Below is some material; transcribe all of it exactly.

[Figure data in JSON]

☆ ☆ ☆

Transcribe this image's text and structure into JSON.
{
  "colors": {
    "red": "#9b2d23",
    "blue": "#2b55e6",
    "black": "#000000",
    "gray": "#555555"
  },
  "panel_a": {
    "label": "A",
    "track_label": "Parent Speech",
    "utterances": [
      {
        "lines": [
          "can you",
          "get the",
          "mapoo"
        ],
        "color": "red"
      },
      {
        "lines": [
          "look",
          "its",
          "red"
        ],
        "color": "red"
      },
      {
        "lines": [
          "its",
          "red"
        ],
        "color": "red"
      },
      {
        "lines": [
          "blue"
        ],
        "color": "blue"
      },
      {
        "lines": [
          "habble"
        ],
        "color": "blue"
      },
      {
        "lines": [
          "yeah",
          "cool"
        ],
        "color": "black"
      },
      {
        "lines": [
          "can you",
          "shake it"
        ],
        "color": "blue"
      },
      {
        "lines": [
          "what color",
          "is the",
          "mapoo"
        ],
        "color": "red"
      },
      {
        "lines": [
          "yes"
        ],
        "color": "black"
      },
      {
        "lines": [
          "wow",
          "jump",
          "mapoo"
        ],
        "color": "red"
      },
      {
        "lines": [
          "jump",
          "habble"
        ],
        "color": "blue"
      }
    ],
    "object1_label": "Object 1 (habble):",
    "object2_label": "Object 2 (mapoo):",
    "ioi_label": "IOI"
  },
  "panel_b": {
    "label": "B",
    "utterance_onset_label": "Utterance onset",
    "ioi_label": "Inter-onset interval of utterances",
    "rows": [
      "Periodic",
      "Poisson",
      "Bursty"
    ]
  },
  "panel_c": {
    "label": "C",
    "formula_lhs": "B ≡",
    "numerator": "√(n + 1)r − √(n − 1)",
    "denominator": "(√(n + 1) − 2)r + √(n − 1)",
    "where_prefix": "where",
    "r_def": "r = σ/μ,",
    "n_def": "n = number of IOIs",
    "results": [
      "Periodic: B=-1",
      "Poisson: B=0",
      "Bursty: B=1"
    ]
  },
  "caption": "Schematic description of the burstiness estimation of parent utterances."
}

☆ ☆ ☆

▶ Solution for this exercise:
Transcribe this image's text and structure into JSON.
{
  "colors": {
    "red": "#9b2d23",
    "blue": "#2b55e6",
    "black": "#000000",
    "gray": "#555555"
  },
  "panel_a": {
    "label": "A",
    "track_label": "Parent Speech",
    "utterances": [
      {
        "lines": [
          "can you",
          "get the",
          "mapoo"
        ],
        "color": "red"
      },
      {
        "lines": [
          "look",
          "its",
          "red"
        ],
        "color": "red"
      },
      {
        "lines": [
          "its",
          "red"
        ],
        "color": "red"
      },
      {
        "lines": [
          "blue"
        ],
        "color": "blue"
      },
      {
        "lines": [
          "habble"
        ],
        "color": "blue"
      },
      {
        "lines": [
          "yeah",
          "cool"
        ],
        "color": "black"
      },
      {
        "lines": [
          "can you",
          "shake it"
        ],
        "color": "blue"
      },
      {
        "lines": [
          "what color",
          "is the",
          "mapoo"
        ],
        "color": "red"
      },
      {
        "lines": [
          "yes"
        ],
        "color": "black"
      },
      {
        "lines": [
          "wow",
          "jump",
          "mapoo"
        ],
        "color": "red"
      },
      {
        "lines": [
          "jump",
          "habble"
        ],
        "color": "blue"
      }
    ],
    "object1_label": "Object 1 (habble):",
    "object2_label": "Object 2 (mapoo):",
    "ioi_label": "IOI"
  },
  "panel_b": {
    "label": "B",
    "utterance_onset_label": "Utterance onset",
    "ioi_label": "Inter-onset interval of utterances",
    "rows": [
      "Periodic",
      "Poisson",
      "Bursty"
    ]
  },
  "panel_c": {
    "label": "C",
    "formula_lhs": "B ≡",
    "numerator": "√(n + 1)r − √(n − 1)",
    "denominator": "(√(n + 1) − 2)r + √(n − 1)",
    "where_prefix": "where",
    "r_def": "r = σ/μ,",
    "n_def": "n = number of IOIs",
    "results": [
      "Periodic: B=-1",
      "Poisson: B=0",
      "Bursty: B=1"
    ]
  },
  "caption": "Schematic description of the burstiness estimation of parent utterances."
}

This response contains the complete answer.